■ **GOAL**
List each line holding the string "jurídica".

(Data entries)
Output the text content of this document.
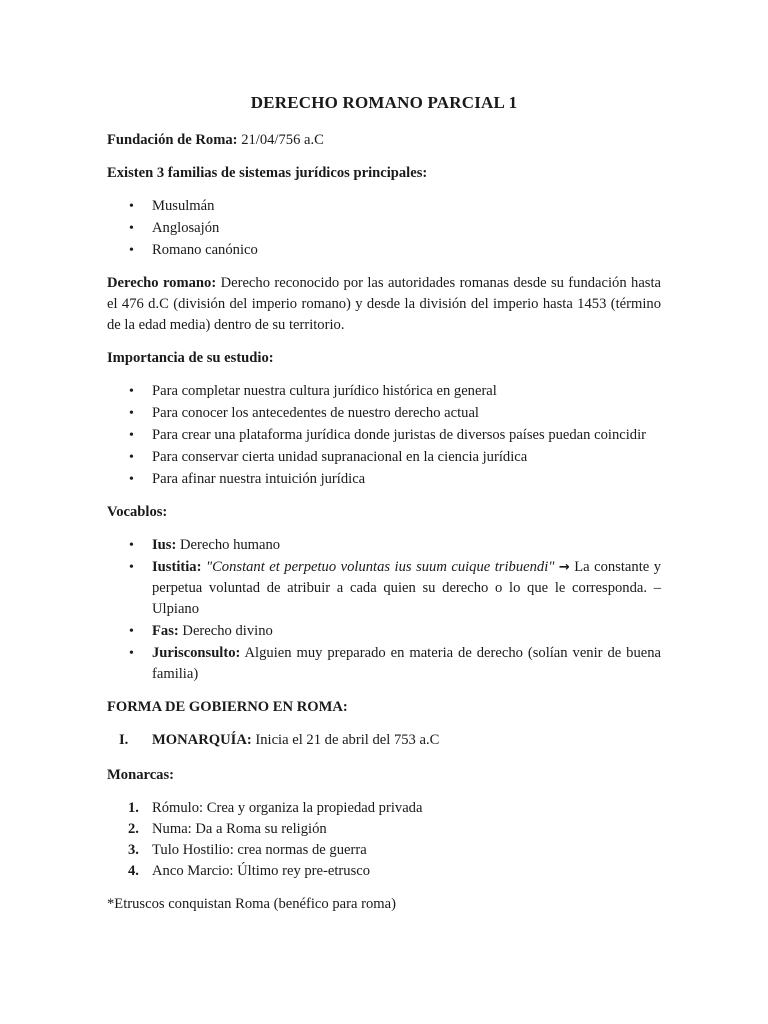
DERECHO ROMANO PARCIAL 1

Fundación de Roma: 21/04/756 a.C

Existen 3 familias de sistemas jurídicos principales:

• Musulmán
• Anglosajón
• Romano canónico

Derecho romano: Derecho reconocido por las autoridades romanas desde su fundación hasta el 476 d.C (división del imperio romano) y desde la división del imperio hasta 1453 (término de la edad media) dentro de su territorio.

Importancia de su estudio:

• Para completar nuestra cultura jurídico histórica en general
• Para conocer los antecedentes de nuestro derecho actual
• Para crear una plataforma jurídica donde juristas de diversos países puedan coincidir
• Para conservar cierta unidad supranacional en la ciencia jurídica
• Para afinar nuestra intuición jurídica

Vocablos:

• Ius: Derecho humano
• Iustitia: "Constant et perpetuo voluntas ius suum cuique tribuendi" → La constante y perpetua voluntad de atribuir a cada quien su derecho o lo que le corresponda. –Ulpiano
• Fas: Derecho divino
• Jurisconsulto: Alguien muy preparado en materia de derecho (solían venir de buena familia)

FORMA DE GOBIERNO EN ROMA:

I. MONARQUÍA: Inicia el 21 de abril del 753 a.C

Monarcas:

1. Rómulo: Crea y organiza la propiedad privada
2. Numa: Da a Roma su religión
3. Tulo Hostilio: crea normas de guerra
4. Anco Marcio: Último rey pre-etrusco

*Etruscos conquistan Roma (benéfico para roma)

■ **TASK ANSWER**
• Para crear una plataforma jurídica donde juristas de diversos países puedan coincidir
• Para conservar cierta unidad supranacional en la ciencia jurídica
• Para afinar nuestra intuición jurídica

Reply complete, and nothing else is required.